* _YOUR TASK_:
Word for word, quote all of the material, omitting the pictures.

(Dataset entries on figures)
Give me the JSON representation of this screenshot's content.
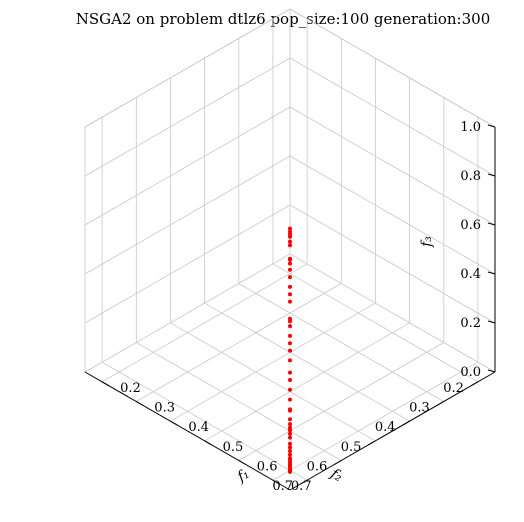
{
  "chart_data": {
    "type": "scatter",
    "projection": "3d",
    "title": "NSGA2 on problem dtlz6 pop_size:100 generation:300",
    "xlabel": "f₁",
    "ylabel": "f₂",
    "zlabel": "f₃",
    "xlim": [
      0.15,
      0.75
    ],
    "ylim": [
      0.15,
      0.75
    ],
    "zlim": [
      0.0,
      1.0
    ],
    "xticks": [
      0.2,
      0.3,
      0.4,
      0.5,
      0.6,
      0.7
    ],
    "yticks": [
      0.2,
      0.3,
      0.4,
      0.5,
      0.6,
      0.7
    ],
    "zticks": [
      0.0,
      0.2,
      0.4,
      0.6,
      0.8,
      1.0
    ],
    "xtick_labels": [
      "0.2",
      "0.3",
      "0.4",
      "0.5",
      "0.6",
      "0.7"
    ],
    "ytick_labels": [
      "0.2",
      "0.3",
      "0.4",
      "0.5",
      "0.6",
      "0.7"
    ],
    "ztick_labels": [
      "0.0",
      "0.2",
      "0.4",
      "0.6",
      "0.8",
      "1.0"
    ],
    "grid": true,
    "marker_color": "#ff0000",
    "series": [
      {
        "x": [
          0.707,
          0.707,
          0.707,
          0.707,
          0.707,
          0.707,
          0.707,
          0.707,
          0.707,
          0.707,
          0.707,
          0.707,
          0.707,
          0.707,
          0.707,
          0.707,
          0.707,
          0.707,
          0.707,
          0.707,
          0.707,
          0.707,
          0.707,
          0.707,
          0.707,
          0.707,
          0.707,
          0.707,
          0.707,
          0.707,
          0.707,
          0.707,
          0.707,
          0.707,
          0.707,
          0.707,
          0.707,
          0.707,
          0.707,
          0.707,
          0.707,
          0.707,
          0.707,
          0.707,
          0.707,
          0.707
        ],
        "y": [
          0.707,
          0.707,
          0.707,
          0.707,
          0.707,
          0.707,
          0.707,
          0.707,
          0.707,
          0.707,
          0.707,
          0.707,
          0.707,
          0.707,
          0.707,
          0.707,
          0.707,
          0.707,
          0.707,
          0.707,
          0.707,
          0.707,
          0.707,
          0.707,
          0.707,
          0.707,
          0.707,
          0.707,
          0.707,
          0.707,
          0.707,
          0.707,
          0.707,
          0.707,
          0.707,
          0.707,
          0.707,
          0.707,
          0.707,
          0.707,
          0.707,
          0.707,
          0.707,
          0.707,
          0.707,
          0.707
        ],
        "z": [
          0.005,
          0.012,
          0.02,
          0.028,
          0.035,
          0.045,
          0.06,
          0.075,
          0.09,
          0.12,
          0.16,
          0.2,
          0.22,
          0.3,
          0.34,
          0.38,
          0.46,
          0.5,
          0.53,
          0.56,
          0.6,
          0.62,
          0.63,
          0.7,
          0.73,
          0.76,
          0.8,
          0.83,
          0.855,
          0.87,
          0.875,
          0.93,
          0.945,
          0.965,
          0.975,
          0.985,
          0.998,
          0.145,
          0.175,
          0.185,
          0.255,
          0.26,
          0.41,
          0.035,
          0.055,
          0.105
        ],
        "color": "#ff0000"
      }
    ]
  }
}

* _WRITTEN SOLUTION_:
Give me the JSON representation of this screenshot's content.
{
  "chart_data": {
    "type": "scatter",
    "projection": "3d",
    "title": "NSGA2 on problem dtlz6 pop_size:100 generation:300",
    "xlabel": "f₁",
    "ylabel": "f₂",
    "zlabel": "f₃",
    "xlim": [
      0.15,
      0.75
    ],
    "ylim": [
      0.15,
      0.75
    ],
    "zlim": [
      0.0,
      1.0
    ],
    "xticks": [
      0.2,
      0.3,
      0.4,
      0.5,
      0.6,
      0.7
    ],
    "yticks": [
      0.2,
      0.3,
      0.4,
      0.5,
      0.6,
      0.7
    ],
    "zticks": [
      0.0,
      0.2,
      0.4,
      0.6,
      0.8,
      1.0
    ],
    "xtick_labels": [
      "0.2",
      "0.3",
      "0.4",
      "0.5",
      "0.6",
      "0.7"
    ],
    "ytick_labels": [
      "0.2",
      "0.3",
      "0.4",
      "0.5",
      "0.6",
      "0.7"
    ],
    "ztick_labels": [
      "0.0",
      "0.2",
      "0.4",
      "0.6",
      "0.8",
      "1.0"
    ],
    "grid": true,
    "marker_color": "#ff0000",
    "series": [
      {
        "x": [
          0.707,
          0.707,
          0.707,
          0.707,
          0.707,
          0.707,
          0.707,
          0.707,
          0.707,
          0.707,
          0.707,
          0.707,
          0.707,
          0.707,
          0.707,
          0.707,
          0.707,
          0.707,
          0.707,
          0.707,
          0.707,
          0.707,
          0.707,
          0.707,
          0.707,
          0.707,
          0.707,
          0.707,
          0.707,
          0.707,
          0.707,
          0.707,
          0.707,
          0.707,
          0.707,
          0.707,
          0.707,
          0.707,
          0.707,
          0.707,
          0.707,
          0.707,
          0.707,
          0.707,
          0.707,
          0.707
        ],
        "y": [
          0.707,
          0.707,
          0.707,
          0.707,
          0.707,
          0.707,
          0.707,
          0.707,
          0.707,
          0.707,
          0.707,
          0.707,
          0.707,
          0.707,
          0.707,
          0.707,
          0.707,
          0.707,
          0.707,
          0.707,
          0.707,
          0.707,
          0.707,
          0.707,
          0.707,
          0.707,
          0.707,
          0.707,
          0.707,
          0.707,
          0.707,
          0.707,
          0.707,
          0.707,
          0.707,
          0.707,
          0.707,
          0.707,
          0.707,
          0.707,
          0.707,
          0.707,
          0.707,
          0.707,
          0.707,
          0.707
        ],
        "z": [
          0.005,
          0.012,
          0.02,
          0.028,
          0.035,
          0.045,
          0.06,
          0.075,
          0.09,
          0.12,
          0.16,
          0.2,
          0.22,
          0.3,
          0.34,
          0.38,
          0.46,
          0.5,
          0.53,
          0.56,
          0.6,
          0.62,
          0.63,
          0.7,
          0.73,
          0.76,
          0.8,
          0.83,
          0.855,
          0.87,
          0.875,
          0.93,
          0.945,
          0.965,
          0.975,
          0.985,
          0.998,
          0.145,
          0.175,
          0.185,
          0.255,
          0.26,
          0.41,
          0.035,
          0.055,
          0.105
        ],
        "color": "#ff0000"
      }
    ]
  }
}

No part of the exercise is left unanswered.